-- DATA PROVIDED --

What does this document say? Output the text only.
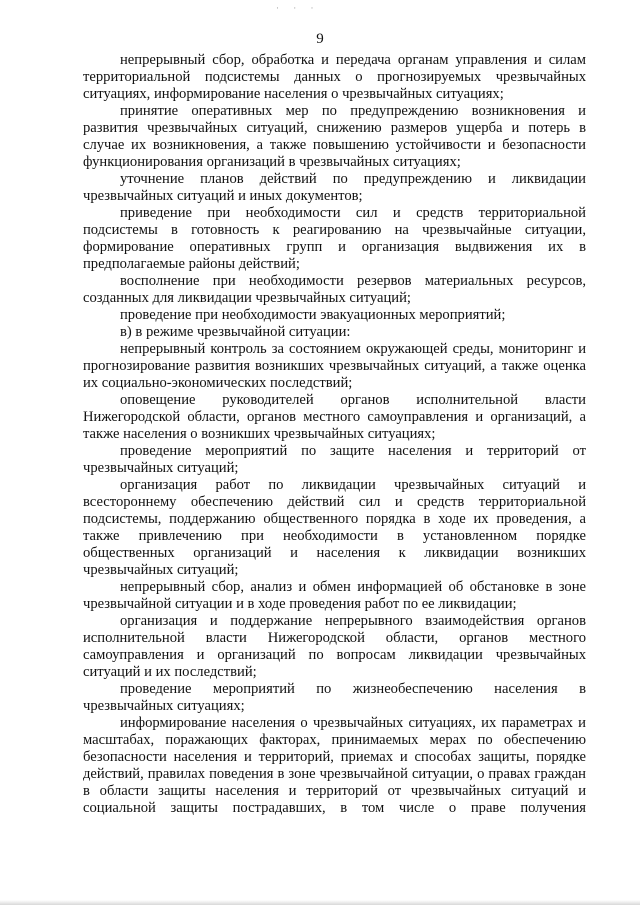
· · ·
9

непрерывный сбор, обработка и передача органам управления и силам территориальной подсистемы данных о прогнозируемых чрезвычайных ситуациях, информирование населения о чрезвычайных ситуациях;

принятие оперативных мер по предупреждению возникновения и развития чрезвычайных ситуаций, снижению размеров ущерба и потерь в случае их возникновения, а также повышению устойчивости и безопасности функционирования организаций в чрезвычайных ситуациях;

уточнение планов действий по предупреждению и ликвидации чрезвычайных ситуаций и иных документов;

приведение при необходимости сил и средств территориальной подсистемы в готовность к реагированию на чрезвычайные ситуации, формирование оперативных групп и организация выдвижения их в предполагаемые районы действий;

восполнение при необходимости резервов материальных ресурсов, созданных для ликвидации чрезвычайных ситуаций;

проведение при необходимости эвакуационных мероприятий;

в) в режиме чрезвычайной ситуации:

непрерывный контроль за состоянием окружающей среды, мониторинг и прогнозирование развития возникших чрезвычайных ситуаций, а также оценка их социально-экономических последствий;

оповещение руководителей органов исполнительной власти Нижегородской области, органов местного самоуправления и организаций, а также населения о возникших чрезвычайных ситуациях;

проведение мероприятий по защите населения и территорий от чрезвычайных ситуаций;

организация работ по ликвидации чрезвычайных ситуаций и всестороннему обеспечению действий сил и средств территориальной подсистемы, поддержанию общественного порядка в ходе их проведения, а также привлечению при необходимости в установленном порядке общественных организаций и населения к ликвидации возникших чрезвычайных ситуаций;

непрерывный сбор, анализ и обмен информацией об обстановке в зоне чрезвычайной ситуации и в ходе проведения работ по ее ликвидации;

организация и поддержание непрерывного взаимодействия органов исполнительной власти Нижегородской области, органов местного самоуправления и организаций по вопросам ликвидации чрезвычайных ситуаций и их последствий;

проведение мероприятий по жизнеобеспечению населения в чрезвычайных ситуациях;

информирование населения о чрезвычайных ситуациях, их параметрах и масштабах, поражающих факторах, принимаемых мерах по обеспечению безопасности населения и территорий, приемах и способах защиты, порядке действий, правилах поведения в зоне чрезвычайной ситуации, о правах граждан в области защиты населения и территорий от чрезвычайных ситуаций и социальной защиты пострадавших, в том числе о праве получения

-- GIVEN EXERCISE --
For the data above, state only how many lines include the word "оперативных".

-- FINAL RESULT --
2